Task prompt
Report how many lines contain "would". The answer is a single number.
═════ Source data
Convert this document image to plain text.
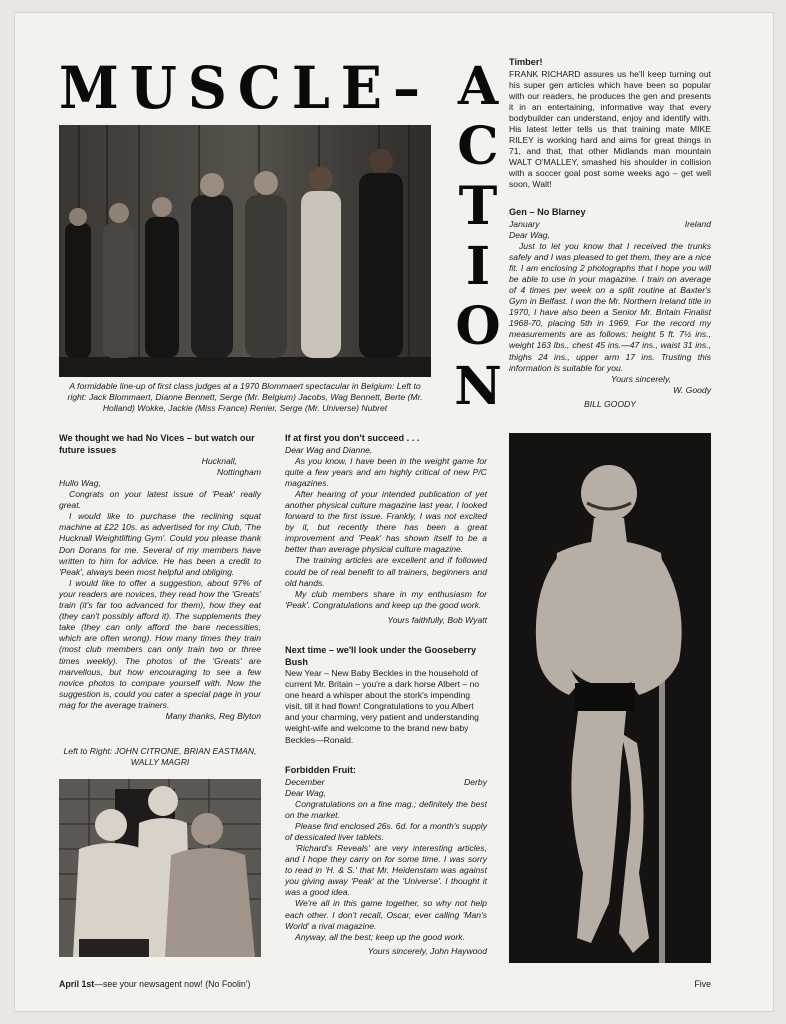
MUSCLE– A
C
T
I
O
N
A formidable line-up of first class judges at a 1970 Blommaert spectacular in Belgium: Left to right: Jack Blommaert, Dianne Bennett, Serge (Mr. Belgium) Jacobs, Wag Bennett, Berte (Mr. Holland) Wokke, Jackie (Miss France) Renier, Serge (Mr. Universe) Nubret
Timber!
FRANK RICHARD assures us he'll keep turning out his super gen articles which have been so popular with our readers, he produces the gen and presents it in an entertaining, informative way that every bodybuilder can understand, enjoy and identify with. His latest letter tells us that training mate MIKE RILEY is working hard and aims for great things in 71, and that, that other Midlands man mountain WALT O'MALLEY, smashed his shoulder in collision with a soccer goal post some weeks ago – get well soon, Walt!
Gen – No Blarney
January	Ireland
Dear Wag,

Just to let you know that I received the trunks safely and I was pleased to get them, they are a nice fit. I am enclosing 2 photographs that I hope you will be able to use in your magazine. I train on average of 4 times per week on a split routine at Baxter's Gym in Belfast. I won the Mr. Northern Ireland title in 1970, I have also been a Senior Mr. Britain Finalist 1968-70, placing 5th in 1969. For the record my measurements are as follows: height 5 ft. 7½ ins., weight 163 lbs., chest 45 ins.—47 ins., waist 31 ins., thighs 24 ins., upper arm 17 ins. Trusting this information is suitable for you.

Yours sincerely,
W. Goody
BILL GOODY
We thought we had No Vices – but watch our future issues
Hucknall,
Nottingham
Hullo Wag,

Congrats on your latest issue of 'Peak' really great.

I would like to purchase the reclining squat machine at £22 10s. as advertised for my Club, 'The Hucknall Weightlifting Gym'. Could you please thank Don Dorans for me. Several of my members have written to him for advice. He has been a credit to 'Peak', always been most helpful and obliging.

I would like to offer a suggestion, about 97% of your readers are novices, they read how the 'Greats' train (it's far too advanced for them), how they eat (they can't possibly afford it). The supplements they take (they can only afford the bare necessities, which are often wrong). How many times they train (most club members can only train two or three times weekly). The photos of the 'Greats' are marvellous, but how encouraging to see a few novice photos to compare yourself with. Now the suggestion is, could you cater a special page in your mag for the average trainers.

Many thanks, Reg Blyton
Left to Right: JOHN CITRONE, BRIAN EASTMAN, WALLY MAGRI
If at first you don't succeed . . .
Dear Wag and Dianne,

As you know, I have been in the weight game for quite a few years and am highly critical of new P/C magazines.

After hearing of your intended publication of yet another physical culture magazine last year, I looked forward to the first issue. Frankly, I was not excited by it, but recently there has been a great improvement and 'Peak' has shown itself to be a better than average physical culture magazine.

The training articles are excellent and if followed could be of real benefit to all trainers, beginners and old hands.

My club members share in my enthusiasm for 'Peak'. Congratulations and keep up the good work.

Yours faithfully, Bob Wyatt
Next time – we'll look under the Gooseberry Bush
New Year – New Baby Beckles in the household of current Mr. Britain – you're a dark horse Albert – no one heard a whisper about the stork's impending visit, till it had flown! Congratulations to you Albert and your charming, very patient and understanding weight-wife and welcome to the brand new baby Beckles—Ronald.
Forbidden Fruit:
December	Derby
Dear Wag,

Congratulations on a fine mag.; definitely the best on the market.

Please find enclosed 26s. 6d. for a month's supply of dessicated liver tablets.

'Richard's Reveals' are very interesting articles, and I hope they carry on for some time. I was sorry to read in 'H. & S.' that Mr. Heidenstam was against you giving away 'Peak' at the 'Universe'. I thought it was a good idea.

We're all in this game together, so why not help each other. I don't recall, Oscar, ever calling 'Man's World' a rival magazine.

Anyway, all the best; keep up the good work.

Yours sincerely, John Haywood
April 1st—see your newsagent now! (No Foolin')	Five
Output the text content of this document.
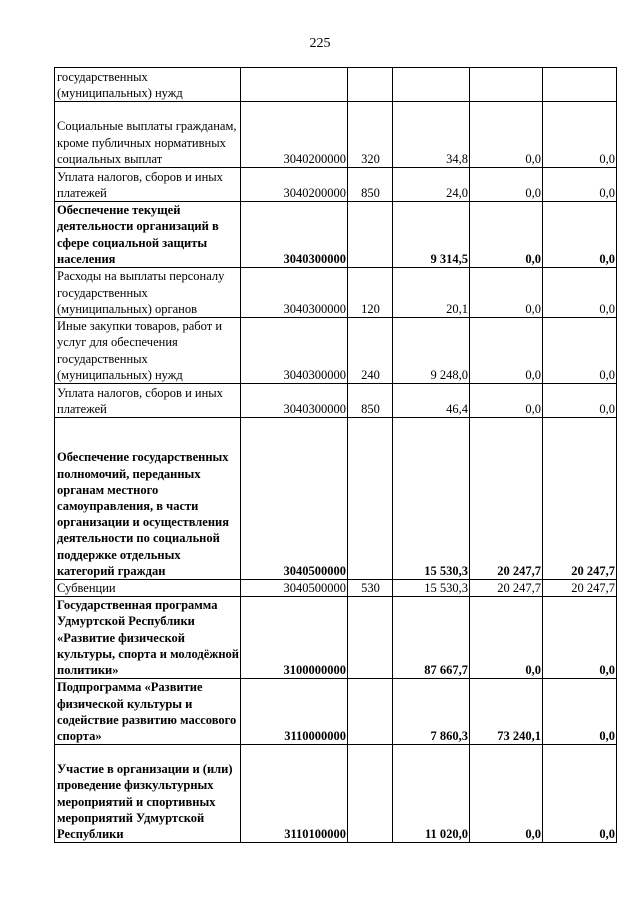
225
государственных (муниципальных) нужд					
Социальные выплаты гражданам, кроме публичных нормативных социальных выплат	3040200000	320	34,8	0,0	0,0
Уплата налогов, сборов и иных платежей	3040200000	850	24,0	0,0	0,0
Обеспечение текущей деятельности организаций в сфере социальной защиты населения	3040300000		9 314,5	0,0	0,0
Расходы на выплаты персоналу государственных (муниципальных) органов	3040300000	120	20,1	0,0	0,0
Иные закупки товаров, работ и услуг для обеспечения государственных (муниципальных) нужд	3040300000	240	9 248,0	0,0	0,0
Уплата налогов, сборов и иных платежей	3040300000	850	46,4	0,0	0,0
Обеспечение государственных полномочий, переданных органам местного самоуправления, в части организации и осуществления деятельности по социальной поддержке отдельных категорий граждан	3040500000		15 530,3	20 247,7	20 247,7
Субвенции	3040500000	530	15 530,3	20 247,7	20 247,7
Государственная программа Удмуртской Республики «Развитие физической культуры, спорта и молодёжной политики»	3100000000		87 667,7	0,0	0,0
Подпрограмма «Развитие физической культуры и содействие развитию массового спорта»	3110000000		7 860,3	73 240,1	0,0
Участие в организации и (или) проведение физкультурных мероприятий и спортивных мероприятий Удмуртской Республики	3110100000		11 020,0	0,0	0,0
══════════
Exercise result
2